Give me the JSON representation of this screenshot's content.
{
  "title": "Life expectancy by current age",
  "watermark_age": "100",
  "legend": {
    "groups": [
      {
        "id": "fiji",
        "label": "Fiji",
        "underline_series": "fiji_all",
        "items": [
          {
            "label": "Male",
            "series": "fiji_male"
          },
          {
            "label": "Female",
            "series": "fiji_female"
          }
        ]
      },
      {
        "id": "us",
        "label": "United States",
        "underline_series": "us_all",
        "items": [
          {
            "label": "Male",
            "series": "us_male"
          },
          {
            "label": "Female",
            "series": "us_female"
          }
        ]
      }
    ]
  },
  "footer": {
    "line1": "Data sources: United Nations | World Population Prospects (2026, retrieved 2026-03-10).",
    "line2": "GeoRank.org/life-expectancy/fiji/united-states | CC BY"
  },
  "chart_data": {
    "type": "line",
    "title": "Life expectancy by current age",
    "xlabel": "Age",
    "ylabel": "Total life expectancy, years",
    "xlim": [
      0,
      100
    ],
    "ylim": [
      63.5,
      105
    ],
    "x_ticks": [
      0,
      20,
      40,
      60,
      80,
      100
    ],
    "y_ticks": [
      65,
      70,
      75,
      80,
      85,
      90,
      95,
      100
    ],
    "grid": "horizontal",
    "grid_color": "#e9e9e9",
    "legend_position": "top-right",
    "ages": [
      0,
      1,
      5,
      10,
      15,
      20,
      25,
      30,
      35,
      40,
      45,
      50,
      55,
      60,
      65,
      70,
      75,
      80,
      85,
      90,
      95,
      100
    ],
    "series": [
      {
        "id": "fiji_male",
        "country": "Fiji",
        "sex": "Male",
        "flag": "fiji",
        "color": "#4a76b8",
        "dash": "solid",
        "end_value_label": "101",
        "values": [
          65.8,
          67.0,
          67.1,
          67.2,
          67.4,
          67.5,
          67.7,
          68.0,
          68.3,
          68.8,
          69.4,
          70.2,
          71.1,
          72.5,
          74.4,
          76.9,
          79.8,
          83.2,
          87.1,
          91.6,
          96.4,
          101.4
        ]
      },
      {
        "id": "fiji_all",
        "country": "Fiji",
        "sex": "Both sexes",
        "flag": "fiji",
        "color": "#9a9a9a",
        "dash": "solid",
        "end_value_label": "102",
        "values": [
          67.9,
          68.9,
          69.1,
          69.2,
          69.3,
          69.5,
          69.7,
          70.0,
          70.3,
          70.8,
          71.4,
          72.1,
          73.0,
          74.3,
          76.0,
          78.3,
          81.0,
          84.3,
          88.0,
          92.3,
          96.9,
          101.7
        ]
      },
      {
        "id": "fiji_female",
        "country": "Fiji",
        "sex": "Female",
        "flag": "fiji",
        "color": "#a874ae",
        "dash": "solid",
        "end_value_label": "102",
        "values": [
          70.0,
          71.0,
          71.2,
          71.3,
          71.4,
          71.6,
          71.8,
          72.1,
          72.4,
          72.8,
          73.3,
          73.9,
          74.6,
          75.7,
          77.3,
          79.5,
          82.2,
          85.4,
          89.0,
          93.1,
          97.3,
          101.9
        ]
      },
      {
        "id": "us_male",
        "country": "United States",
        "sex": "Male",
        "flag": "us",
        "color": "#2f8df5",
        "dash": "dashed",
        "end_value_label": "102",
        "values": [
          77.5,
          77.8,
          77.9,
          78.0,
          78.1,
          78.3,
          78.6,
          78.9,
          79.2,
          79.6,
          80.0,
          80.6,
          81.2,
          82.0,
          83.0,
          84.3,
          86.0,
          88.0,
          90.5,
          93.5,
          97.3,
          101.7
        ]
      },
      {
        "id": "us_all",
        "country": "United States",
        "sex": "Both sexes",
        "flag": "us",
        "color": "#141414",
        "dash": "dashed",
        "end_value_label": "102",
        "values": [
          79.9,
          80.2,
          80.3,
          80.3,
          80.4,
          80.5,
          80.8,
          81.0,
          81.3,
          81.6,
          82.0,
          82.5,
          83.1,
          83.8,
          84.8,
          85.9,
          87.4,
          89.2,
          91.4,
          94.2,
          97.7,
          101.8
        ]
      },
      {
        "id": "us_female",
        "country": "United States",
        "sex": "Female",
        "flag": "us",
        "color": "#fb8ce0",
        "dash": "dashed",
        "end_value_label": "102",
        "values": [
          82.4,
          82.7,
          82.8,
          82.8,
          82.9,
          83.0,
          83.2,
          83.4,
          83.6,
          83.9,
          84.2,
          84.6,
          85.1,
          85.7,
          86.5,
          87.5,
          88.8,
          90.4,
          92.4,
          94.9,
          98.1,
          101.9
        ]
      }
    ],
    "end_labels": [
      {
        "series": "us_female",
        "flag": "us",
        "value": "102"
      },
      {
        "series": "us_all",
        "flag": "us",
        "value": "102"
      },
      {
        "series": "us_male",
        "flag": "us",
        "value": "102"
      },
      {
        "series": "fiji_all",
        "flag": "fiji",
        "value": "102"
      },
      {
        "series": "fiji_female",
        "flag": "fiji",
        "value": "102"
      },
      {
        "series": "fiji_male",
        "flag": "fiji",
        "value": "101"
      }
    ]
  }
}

__Exercise goal__.
Each line in the material above must be retyped without alteration.

__Expected output__.
Give me the JSON representation of this screenshot's content.
{
  "title": "Life expectancy by current age",
  "watermark_age": "100",
  "legend": {
    "groups": [
      {
        "id": "fiji",
        "label": "Fiji",
        "underline_series": "fiji_all",
        "items": [
          {
            "label": "Male",
            "series": "fiji_male"
          },
          {
            "label": "Female",
            "series": "fiji_female"
          }
        ]
      },
      {
        "id": "us",
        "label": "United States",
        "underline_series": "us_all",
        "items": [
          {
            "label": "Male",
            "series": "us_male"
          },
          {
            "label": "Female",
            "series": "us_female"
          }
        ]
      }
    ]
  },
  "footer": {
    "line1": "Data sources: United Nations | World Population Prospects (2026, retrieved 2026-03-10).",
    "line2": "GeoRank.org/life-expectancy/fiji/united-states | CC BY"
  },
  "chart_data": {
    "type": "line",
    "title": "Life expectancy by current age",
    "xlabel": "Age",
    "ylabel": "Total life expectancy, years",
    "xlim": [
      0,
      100
    ],
    "ylim": [
      63.5,
      105
    ],
    "x_ticks": [
      0,
      20,
      40,
      60,
      80,
      100
    ],
    "y_ticks": [
      65,
      70,
      75,
      80,
      85,
      90,
      95,
      100
    ],
    "grid": "horizontal",
    "grid_color": "#e9e9e9",
    "legend_position": "top-right",
    "ages": [
      0,
      1,
      5,
      10,
      15,
      20,
      25,
      30,
      35,
      40,
      45,
      50,
      55,
      60,
      65,
      70,
      75,
      80,
      85,
      90,
      95,
      100
    ],
    "series": [
      {
        "id": "fiji_male",
        "country": "Fiji",
        "sex": "Male",
        "flag": "fiji",
        "color": "#4a76b8",
        "dash": "solid",
        "end_value_label": "101",
        "values": [
          65.8,
          67.0,
          67.1,
          67.2,
          67.4,
          67.5,
          67.7,
          68.0,
          68.3,
          68.8,
          69.4,
          70.2,
          71.1,
          72.5,
          74.4,
          76.9,
          79.8,
          83.2,
          87.1,
          91.6,
          96.4,
          101.4
        ]
      },
      {
        "id": "fiji_all",
        "country": "Fiji",
        "sex": "Both sexes",
        "flag": "fiji",
        "color": "#9a9a9a",
        "dash": "solid",
        "end_value_label": "102",
        "values": [
          67.9,
          68.9,
          69.1,
          69.2,
          69.3,
          69.5,
          69.7,
          70.0,
          70.3,
          70.8,
          71.4,
          72.1,
          73.0,
          74.3,
          76.0,
          78.3,
          81.0,
          84.3,
          88.0,
          92.3,
          96.9,
          101.7
        ]
      },
      {
        "id": "fiji_female",
        "country": "Fiji",
        "sex": "Female",
        "flag": "fiji",
        "color": "#a874ae",
        "dash": "solid",
        "end_value_label": "102",
        "values": [
          70.0,
          71.0,
          71.2,
          71.3,
          71.4,
          71.6,
          71.8,
          72.1,
          72.4,
          72.8,
          73.3,
          73.9,
          74.6,
          75.7,
          77.3,
          79.5,
          82.2,
          85.4,
          89.0,
          93.1,
          97.3,
          101.9
        ]
      },
      {
        "id": "us_male",
        "country": "United States",
        "sex": "Male",
        "flag": "us",
        "color": "#2f8df5",
        "dash": "dashed",
        "end_value_label": "102",
        "values": [
          77.5,
          77.8,
          77.9,
          78.0,
          78.1,
          78.3,
          78.6,
          78.9,
          79.2,
          79.6,
          80.0,
          80.6,
          81.2,
          82.0,
          83.0,
          84.3,
          86.0,
          88.0,
          90.5,
          93.5,
          97.3,
          101.7
        ]
      },
      {
        "id": "us_all",
        "country": "United States",
        "sex": "Both sexes",
        "flag": "us",
        "color": "#141414",
        "dash": "dashed",
        "end_value_label": "102",
        "values": [
          79.9,
          80.2,
          80.3,
          80.3,
          80.4,
          80.5,
          80.8,
          81.0,
          81.3,
          81.6,
          82.0,
          82.5,
          83.1,
          83.8,
          84.8,
          85.9,
          87.4,
          89.2,
          91.4,
          94.2,
          97.7,
          101.8
        ]
      },
      {
        "id": "us_female",
        "country": "United States",
        "sex": "Female",
        "flag": "us",
        "color": "#fb8ce0",
        "dash": "dashed",
        "end_value_label": "102",
        "values": [
          82.4,
          82.7,
          82.8,
          82.8,
          82.9,
          83.0,
          83.2,
          83.4,
          83.6,
          83.9,
          84.2,
          84.6,
          85.1,
          85.7,
          86.5,
          87.5,
          88.8,
          90.4,
          92.4,
          94.9,
          98.1,
          101.9
        ]
      }
    ],
    "end_labels": [
      {
        "series": "us_female",
        "flag": "us",
        "value": "102"
      },
      {
        "series": "us_all",
        "flag": "us",
        "value": "102"
      },
      {
        "series": "us_male",
        "flag": "us",
        "value": "102"
      },
      {
        "series": "fiji_all",
        "flag": "fiji",
        "value": "102"
      },
      {
        "series": "fiji_female",
        "flag": "fiji",
        "value": "102"
      },
      {
        "series": "fiji_male",
        "flag": "fiji",
        "value": "101"
      }
    ]
  }
}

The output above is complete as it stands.